Source:

◆ ◆ ◆

Limited description of the hand tracker
We thank the reviewer for pointing this out! While we did discuss hand trackers in the appendix (A.3), we will add a more explicit description to the main body of the paper.
Why only Quick, Draw! was used as the starting point?
- When drawing in the air without controllers or headsets, quick and convenient everyday sketches are likely to resemble the simplistic sketches found in the Quick, Draw! dataset, rather than the more elaborate sketches in the TUBerlin dataset.
- All prior works on sketch generation, such as [a,b,c], only consider the Quick, Draw! dataset.
- The Quick, Draw! dataset is the biggest sketch dataset, and is the only dataset with timestamp information for each point in the drawing. We needed this information to create the synthetic dataset, where the hand moves at a speed accurate to how the sketch was truly drawn.
Is there a reason for choosing Unity over other engines? Can stable diffusion be used to generate the hand gesture videos for the dataset?
Generating hand gesture videos with Stable Diffusion would be much harder than simply using a graphics engine, especially since it is prone to incorrectly generating hands (even despite recent improvements). Unity is a very mature graphics engine and does the job for us, but we are totally open to suggestions from the reviewer for future work.
IRB and human experiments
Unfortunately, we won't have enough time within the rebuttal period to get that done. Our institution has an extensive IRB protocol.
Is there anything specific in the model that can solve for jitters?
We account for jitters (as a result of the hand tracking and human tremors) by introducing the jitter augmentation during training. The model then learns to clean up jitters when they are encountered in the input.
Any particular component of the pipeline that authors think is helping with robustness?
The part of the pipeline that we think helps the most with the robustness are our suite of augmentations, which helps our model learn what aberrations in the sketches need to be removed. We made sure to carefully develop our augmentations to account for common errors in sketching that are encountered in our use-case, whether it be from human error, the hand tracking, or simply the nature of the task.

◆ ◆ ◆

Record set:
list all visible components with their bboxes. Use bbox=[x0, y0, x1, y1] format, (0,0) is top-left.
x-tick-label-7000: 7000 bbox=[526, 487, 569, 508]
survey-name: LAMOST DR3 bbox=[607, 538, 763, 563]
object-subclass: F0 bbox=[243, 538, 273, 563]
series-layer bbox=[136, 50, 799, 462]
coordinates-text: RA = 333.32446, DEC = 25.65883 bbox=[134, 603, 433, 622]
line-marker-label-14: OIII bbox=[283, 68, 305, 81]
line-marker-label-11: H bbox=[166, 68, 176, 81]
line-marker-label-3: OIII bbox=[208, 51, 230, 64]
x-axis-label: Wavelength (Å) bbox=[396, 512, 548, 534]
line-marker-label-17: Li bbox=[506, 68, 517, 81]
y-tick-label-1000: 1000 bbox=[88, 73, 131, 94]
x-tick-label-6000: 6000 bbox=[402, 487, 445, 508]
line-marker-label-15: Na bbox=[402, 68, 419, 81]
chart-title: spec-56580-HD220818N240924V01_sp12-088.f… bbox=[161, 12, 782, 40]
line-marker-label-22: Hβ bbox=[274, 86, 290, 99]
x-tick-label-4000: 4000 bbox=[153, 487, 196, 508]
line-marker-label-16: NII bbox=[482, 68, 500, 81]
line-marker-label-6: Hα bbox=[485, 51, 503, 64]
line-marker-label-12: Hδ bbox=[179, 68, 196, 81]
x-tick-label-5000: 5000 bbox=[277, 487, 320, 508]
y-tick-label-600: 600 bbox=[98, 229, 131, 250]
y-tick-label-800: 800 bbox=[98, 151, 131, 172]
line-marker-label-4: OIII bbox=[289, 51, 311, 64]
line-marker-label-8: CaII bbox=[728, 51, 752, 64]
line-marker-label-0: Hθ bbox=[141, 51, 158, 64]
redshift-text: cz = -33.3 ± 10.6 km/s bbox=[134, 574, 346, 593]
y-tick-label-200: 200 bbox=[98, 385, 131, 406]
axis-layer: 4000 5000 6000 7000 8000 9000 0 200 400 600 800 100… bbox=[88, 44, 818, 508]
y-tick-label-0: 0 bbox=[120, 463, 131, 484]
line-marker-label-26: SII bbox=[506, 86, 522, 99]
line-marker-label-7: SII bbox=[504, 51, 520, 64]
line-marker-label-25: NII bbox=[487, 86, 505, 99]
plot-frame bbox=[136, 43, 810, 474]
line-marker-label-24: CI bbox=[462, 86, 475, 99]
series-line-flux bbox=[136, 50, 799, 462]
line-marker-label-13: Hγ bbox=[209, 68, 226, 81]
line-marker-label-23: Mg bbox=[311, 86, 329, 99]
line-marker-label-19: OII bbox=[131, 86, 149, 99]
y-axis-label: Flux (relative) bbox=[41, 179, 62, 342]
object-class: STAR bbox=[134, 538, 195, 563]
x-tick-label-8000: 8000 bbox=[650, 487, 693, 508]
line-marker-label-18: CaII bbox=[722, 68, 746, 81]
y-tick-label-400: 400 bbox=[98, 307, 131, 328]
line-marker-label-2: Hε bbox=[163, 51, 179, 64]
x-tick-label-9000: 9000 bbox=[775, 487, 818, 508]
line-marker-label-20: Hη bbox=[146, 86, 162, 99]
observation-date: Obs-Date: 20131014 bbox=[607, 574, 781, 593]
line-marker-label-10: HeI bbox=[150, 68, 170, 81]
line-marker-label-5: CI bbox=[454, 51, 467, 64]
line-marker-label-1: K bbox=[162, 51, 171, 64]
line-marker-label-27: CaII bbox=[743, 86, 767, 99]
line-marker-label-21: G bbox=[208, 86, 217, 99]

◆ ◆ ◆

Exercise goal: Print the passage from the reviewer response above, from "- When drawing" up to and including "the TUBerlin dataset.".

Written reply:
- When drawing in the air without controllers or headsets, quick and convenient everyday sketches are likely to resemble the simplistic sketches found in the Quick, Draw! dataset, rather than the more elaborate sketches in the TUBerlin dataset.